▶ **Exercise instructions**:
Exactly repeat all the records below, omitting the images they hold.
++++ Records supplied
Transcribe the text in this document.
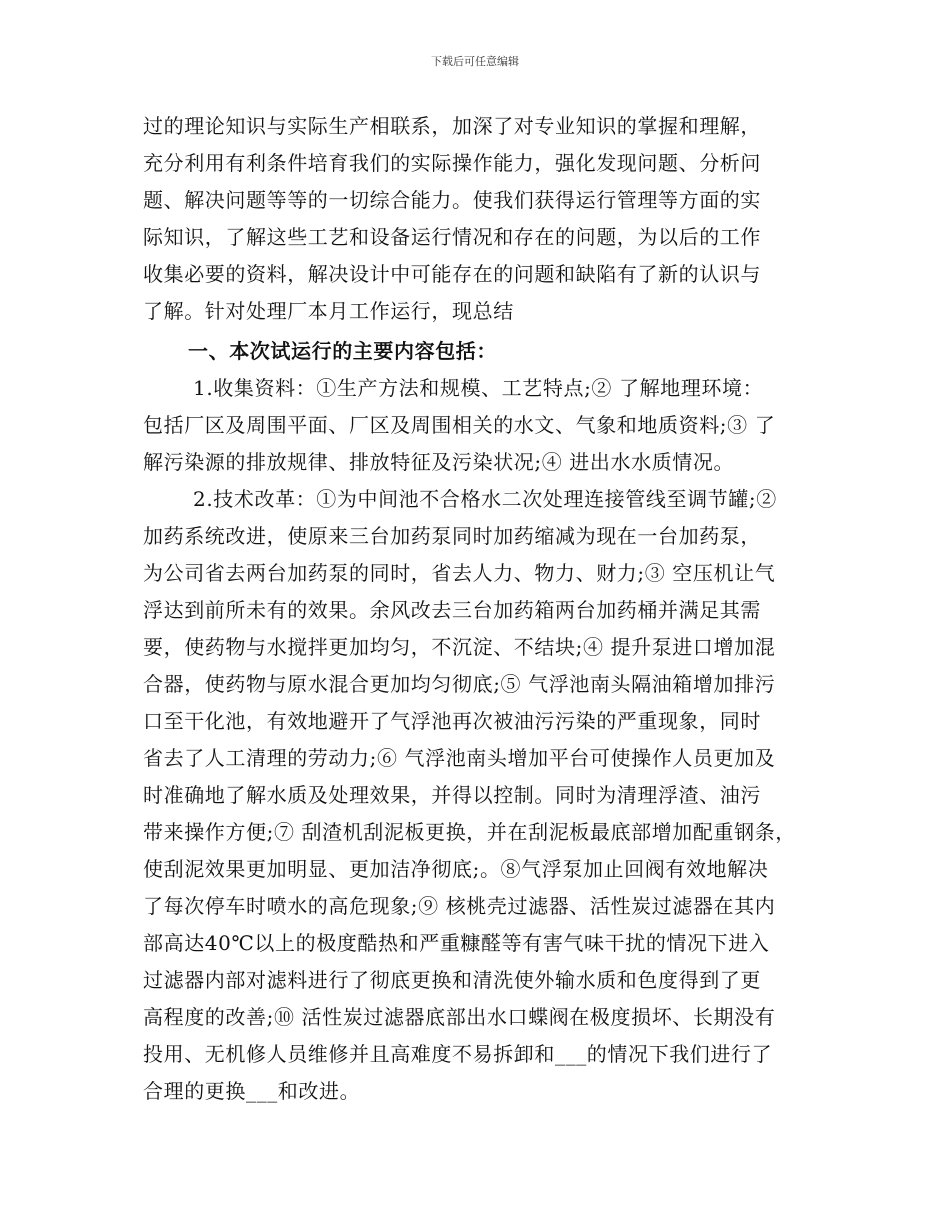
下载后可任意编辑
过的理论知识与实际生产相联系，加深了对专业知识的掌握和理解，
充分利用有利条件培育我们的实际操作能力，强化发现问题、分析问
题、解决问题等等的一切综合能力。使我们获得运行管理等方面的实
际知识，了解这些工艺和设备运行情况和存在的问题，为以后的工作
收集必要的资料，解决设计中可能存在的问题和缺陷有了新的认识与
了解。针对处理厂本月工作运行，现总结
一、本次试运行的主要内容包括：
1.收集资料：①生产方法和规模、工艺特点;② 了解地理环境：
包括厂区及周围平面、厂区及周围相关的水文、气象和地质资料;③ 了
解污染源的排放规律、排放特征及污染状况;④ 进出水水质情况。
2.技术改革：①为中间池不合格水二次处理连接管线至调节罐;②
加药系统改进，使原来三台加药泵同时加药缩减为现在一台加药泵，
为公司省去两台加药泵的同时，省去人力、物力、财力;③ 空压机让气
浮达到前所未有的效果。余风改去三台加药箱两台加药桶并满足其需
要，使药物与水搅拌更加均匀，不沉淀、不结块;④ 提升泵进口增加混
合器，使药物与原水混合更加均匀彻底;⑤ 气浮池南头隔油箱增加排污
口至干化池，有效地避开了气浮池再次被油污污染的严重现象，同时
省去了人工清理的劳动力;⑥ 气浮池南头增加平台可使操作人员更加及
时准确地了解水质及处理效果，并得以控制。同时为清理浮渣、油污
带来操作方便;⑦ 刮渣机刮泥板更换，并在刮泥板最底部增加配重钢条，
使刮泥效果更加明显、更加洁净彻底;。⑧气浮泵加止回阀有效地解决
了每次停车时喷水的高危现象;⑨ 核桃壳过滤器、活性炭过滤器在其内
部高达40℃以上的极度酷热和严重糠醛等有害气味干扰的情况下进入
过滤器内部对滤料进行了彻底更换和清洗使外输水质和色度得到了更
高程度的改善;⑩ 活性炭过滤器底部出水口蝶阀在极度损坏、长期没有
投用、无机修人员维修并且高难度不易拆卸和___的情况下我们进行了
合理的更换___和改进。
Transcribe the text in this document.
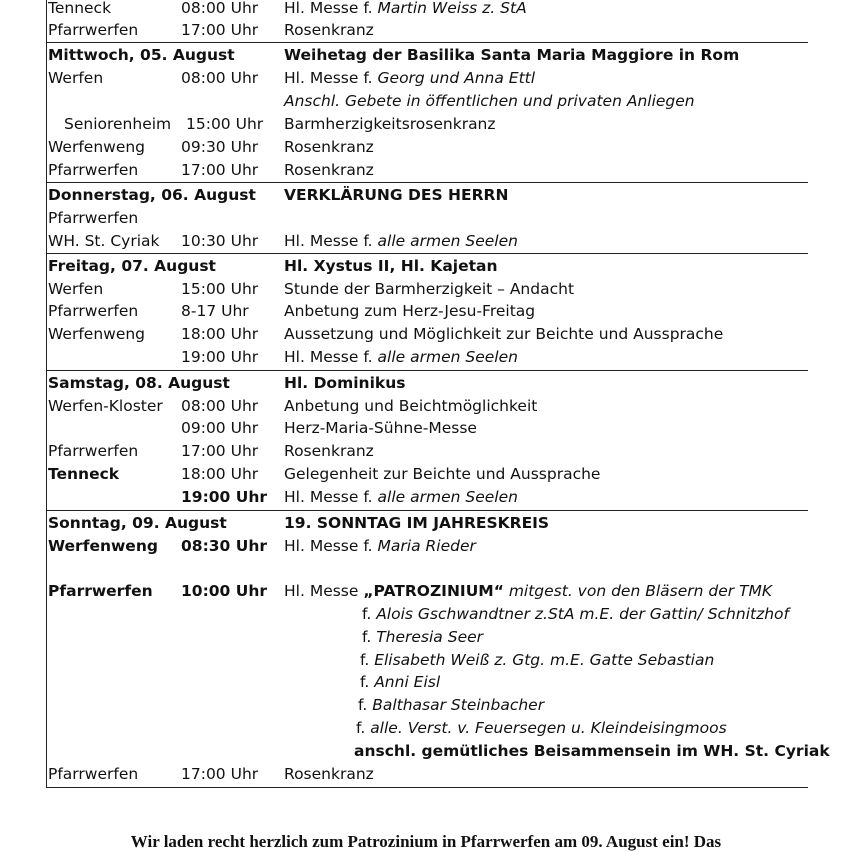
Tenneck	08:00 Uhr Hl. Messe f. Martin Weiss z. StA
Pfarrwerfen	17:00 Uhr Rosenkranz
Mittwoch, 05. August	Weihetag der Basilika Santa Maria Maggiore in Rom
Werfen	08:00 Uhr Hl. Messe f. Georg und Anna Ettl
Anschl. Gebete in öffentlichen und privaten Anliegen
Seniorenheim 15:00 Uhr Barmherzigkeitsrosenkranz
Werfenweng 09:30 Uhr Rosenkranz
Pfarrwerfen	17:00 Uhr Rosenkranz
Donnerstag, 06. August VERKLÄRUNG DES HERRN
Pfarrwerfen
WH. St. Cyriak 10:30 Uhr Hl. Messe f. alle armen Seelen
Freitag, 07. August	Hl. Xystus II, Hl. Kajetan
Werfen	15:00 Uhr Stunde der Barmherzigkeit – Andacht
Pfarrwerfen	8-17 Uhr Anbetung zum Herz-Jesu-Freitag
Werfenweng 18:00 Uhr Aussetzung und Möglichkeit zur Beichte und Aussprache
19:00 Uhr Hl. Messe f. alle armen Seelen
Samstag, 08. August	Hl. Dominikus
Werfen-Kloster 08:00 Uhr Anbetung und Beichtmöglichkeit
09:00 Uhr Herz-Maria-Sühne-Messe
Pfarrwerfen	17:00 Uhr Rosenkranz
Tenneck	18:00 Uhr Gelegenheit zur Beichte und Aussprache
19:00 Uhr Hl. Messe f. alle armen Seelen
Sonntag, 09. August	19. SONNTAG IM JAHRESKREIS
Werfenweng 08:30 Uhr Hl. Messe f. Maria Rieder
Pfarrwerfen 10:00 Uhr Hl. Messe „PATROZINIUM“ mitgest. von den Bläsern der TMK
f. Alois Gschwandtner z.StA m.E. der Gattin/ Schnitzhof
f. Theresia Seer
f. Elisabeth Weiß z. Gtg. m.E. Gatte Sebastian
f. Anni Eisl
f. Balthasar Steinbacher
f. alle. Verst. v. Feuersegen u. Kleindeisingmoos
anschl. gemütliches Beisammensein im WH. St. Cyriak
Pfarrwerfen	17:00 Uhr Rosenkranz
Wir laden recht herzlich zum Patrozinium in Pfarrwerfen am 09. August ein! Das
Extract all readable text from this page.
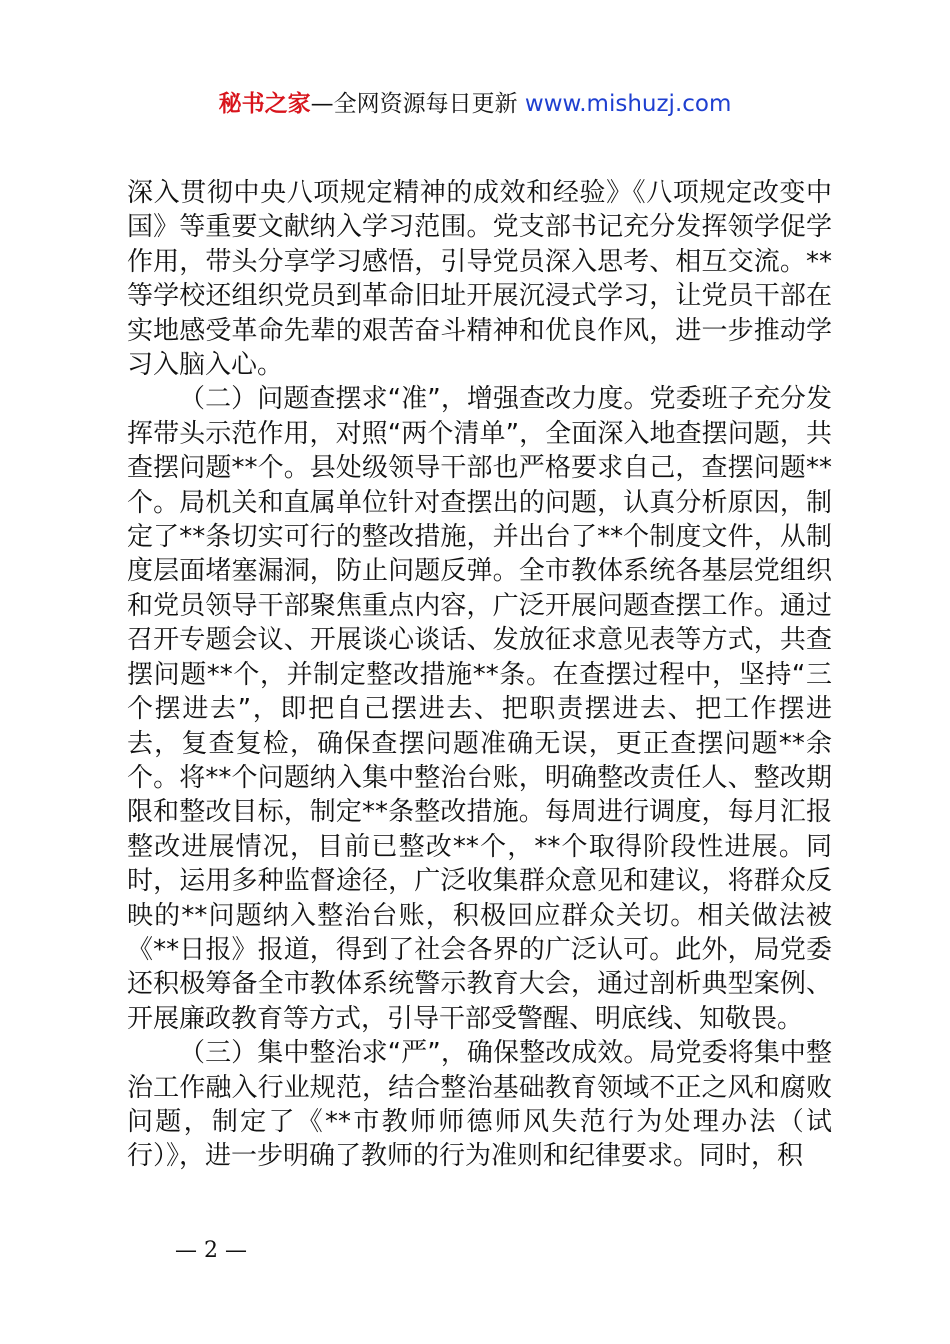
秘书之家—全网资源每日更新 www.mishuzj.com

深入贯彻中央八项规定精神的成效和经验》《八项规定改变中国》等重要文献纳入学习范围。党支部书记充分发挥领学促学作用，带头分享学习感悟，引导党员深入思考、相互交流。**等学校还组织党员到革命旧址开展沉浸式学习，让党员干部在实地感受革命先辈的艰苦奋斗精神和优良作风，进一步推动学习入脑入心。

（二）问题查摆求“准”，增强查改力度。党委班子充分发挥带头示范作用，对照“两个清单”，全面深入地查摆问题，共查摆问题**个。县处级领导干部也严格要求自己，查摆问题**个。局机关和直属单位针对查摆出的问题，认真分析原因，制定了**条切实可行的整改措施，并出台了**个制度文件，从制度层面堵塞漏洞，防止问题反弹。全市教体系统各基层党组织和党员领导干部聚焦重点内容，广泛开展问题查摆工作。通过召开专题会议、开展谈心谈话、发放征求意见表等方式，共查摆问题**个，并制定整改措施**条。在查摆过程中，坚持“三个摆进去”，即把自己摆进去、把职责摆进去、把工作摆进去，复查复检，确保查摆问题准确无误，更正查摆问题**余个。将**个问题纳入集中整治台账，明确整改责任人、整改期限和整改目标，制定**条整改措施。每周进行调度，每月汇报整改进展情况，目前已整改**个，**个取得阶段性进展。同时，运用多种监督途径，广泛收集群众意见和建议，将群众反映的**问题纳入整治台账，积极回应群众关切。相关做法被《**日报》报道，得到了社会各界的广泛认可。此外，局党委还积极筹备全市教体系统警示教育大会，通过剖析典型案例、开展廉政教育等方式，引导干部受警醒、明底线、知敬畏。

（三）集中整治求“严”，确保整改成效。局党委将集中整治工作融入行业规范，结合整治基础教育领域不正之风和腐败问题，制定了《**市教师师德师风失范行为处理办法（试行）》，进一步明确了教师的行为准则和纪律要求。同时，积

— 2 —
++++++++
▶ **Solution to this task**:
Transcribe the text in this document.
下载后可任意编辑
过的理论知识与实际生产相联系，加深了对专业知识的掌握和理解，
充分利用有利条件培育我们的实际操作能力，强化发现问题、分析问
题、解决问题等等的一切综合能力。使我们获得运行管理等方面的实
际知识，了解这些工艺和设备运行情况和存在的问题，为以后的工作
收集必要的资料，解决设计中可能存在的问题和缺陷有了新的认识与
了解。针对处理厂本月工作运行，现总结
一、本次试运行的主要内容包括：
1.收集资料：①生产方法和规模、工艺特点;② 了解地理环境：
包括厂区及周围平面、厂区及周围相关的水文、气象和地质资料;③ 了
解污染源的排放规律、排放特征及污染状况;④ 进出水水质情况。
2.技术改革：①为中间池不合格水二次处理连接管线至调节罐;②
加药系统改进，使原来三台加药泵同时加药缩减为现在一台加药泵，
为公司省去两台加药泵的同时，省去人力、物力、财力;③ 空压机让气
浮达到前所未有的效果。余风改去三台加药箱两台加药桶并满足其需
要，使药物与水搅拌更加均匀，不沉淀、不结块;④ 提升泵进口增加混
合器，使药物与原水混合更加均匀彻底;⑤ 气浮池南头隔油箱增加排污
口至干化池，有效地避开了气浮池再次被油污污染的严重现象，同时
省去了人工清理的劳动力;⑥ 气浮池南头增加平台可使操作人员更加及
时准确地了解水质及处理效果，并得以控制。同时为清理浮渣、油污
带来操作方便;⑦ 刮渣机刮泥板更换，并在刮泥板最底部增加配重钢条，
使刮泥效果更加明显、更加洁净彻底;。⑧气浮泵加止回阀有效地解决
了每次停车时喷水的高危现象;⑨ 核桃壳过滤器、活性炭过滤器在其内
部高达40℃以上的极度酷热和严重糠醛等有害气味干扰的情况下进入
过滤器内部对滤料进行了彻底更换和清洗使外输水质和色度得到了更
高程度的改善;⑩ 活性炭过滤器底部出水口蝶阀在极度损坏、长期没有
投用、无机修人员维修并且高难度不易拆卸和___的情况下我们进行了
合理的更换___和改进。
Transcribe the text in this document.
Tenneck	08:00 Uhr Hl. Messe f. Martin Weiss z. StA
Pfarrwerfen	17:00 Uhr Rosenkranz
Mittwoch, 05. August	Weihetag der Basilika Santa Maria Maggiore in Rom
Werfen	08:00 Uhr Hl. Messe f. Georg und Anna Ettl
Anschl. Gebete in öffentlichen und privaten Anliegen
Seniorenheim 15:00 Uhr Barmherzigkeitsrosenkranz
Werfenweng 09:30 Uhr Rosenkranz
Pfarrwerfen	17:00 Uhr Rosenkranz
Donnerstag, 06. August VERKLÄRUNG DES HERRN
Pfarrwerfen
WH. St. Cyriak 10:30 Uhr Hl. Messe f. alle armen Seelen
Freitag, 07. August	Hl. Xystus II, Hl. Kajetan
Werfen	15:00 Uhr Stunde der Barmherzigkeit – Andacht
Pfarrwerfen	8-17 Uhr Anbetung zum Herz-Jesu-Freitag
Werfenweng 18:00 Uhr Aussetzung und Möglichkeit zur Beichte und Aussprache
19:00 Uhr Hl. Messe f. alle armen Seelen
Samstag, 08. August	Hl. Dominikus
Werfen-Kloster 08:00 Uhr Anbetung und Beichtmöglichkeit
09:00 Uhr Herz-Maria-Sühne-Messe
Pfarrwerfen	17:00 Uhr Rosenkranz
Tenneck	18:00 Uhr Gelegenheit zur Beichte und Aussprache
19:00 Uhr Hl. Messe f. alle armen Seelen
Sonntag, 09. August	19. SONNTAG IM JAHRESKREIS
Werfenweng 08:30 Uhr Hl. Messe f. Maria Rieder
Pfarrwerfen 10:00 Uhr Hl. Messe „PATROZINIUM“ mitgest. von den Bläsern der TMK
f. Alois Gschwandtner z.StA m.E. der Gattin/ Schnitzhof
f. Theresia Seer
f. Elisabeth Weiß z. Gtg. m.E. Gatte Sebastian
f. Anni Eisl
f. Balthasar Steinbacher
f. alle. Verst. v. Feuersegen u. Kleindeisingmoos
anschl. gemütliches Beisammensein im WH. St. Cyriak
Pfarrwerfen	17:00 Uhr Rosenkranz
Wir laden recht herzlich zum Patrozinium in Pfarrwerfen am 09. August ein! Das
Extract all readable text from this page.
秘书之家—全网资源每日更新 www.mishuzj.com

深入贯彻中央八项规定精神的成效和经验》《八项规定改变中国》等重要文献纳入学习范围。党支部书记充分发挥领学促学作用，带头分享学习感悟，引导党员深入思考、相互交流。**等学校还组织党员到革命旧址开展沉浸式学习，让党员干部在实地感受革命先辈的艰苦奋斗精神和优良作风，进一步推动学习入脑入心。

（二）问题查摆求“准”，增强查改力度。党委班子充分发挥带头示范作用，对照“两个清单”，全面深入地查摆问题，共查摆问题**个。县处级领导干部也严格要求自己，查摆问题**个。局机关和直属单位针对查摆出的问题，认真分析原因，制定了**条切实可行的整改措施，并出台了**个制度文件，从制度层面堵塞漏洞，防止问题反弹。全市教体系统各基层党组织和党员领导干部聚焦重点内容，广泛开展问题查摆工作。通过召开专题会议、开展谈心谈话、发放征求意见表等方式，共查摆问题**个，并制定整改措施**条。在查摆过程中，坚持“三个摆进去”，即把自己摆进去、把职责摆进去、把工作摆进去，复查复检，确保查摆问题准确无误，更正查摆问题**余个。将**个问题纳入集中整治台账，明确整改责任人、整改期限和整改目标，制定**条整改措施。每周进行调度，每月汇报整改进展情况，目前已整改**个，**个取得阶段性进展。同时，运用多种监督途径，广泛收集群众意见和建议，将群众反映的**问题纳入整治台账，积极回应群众关切。相关做法被《**日报》报道，得到了社会各界的广泛认可。此外，局党委还积极筹备全市教体系统警示教育大会，通过剖析典型案例、开展廉政教育等方式，引导干部受警醒、明底线、知敬畏。

（三）集中整治求“严”，确保整改成效。局党委将集中整治工作融入行业规范，结合整治基础教育领域不正之风和腐败问题，制定了《**市教师师德师风失范行为处理办法（试行）》，进一步明确了教师的行为准则和纪律要求。同时，积

— 2 —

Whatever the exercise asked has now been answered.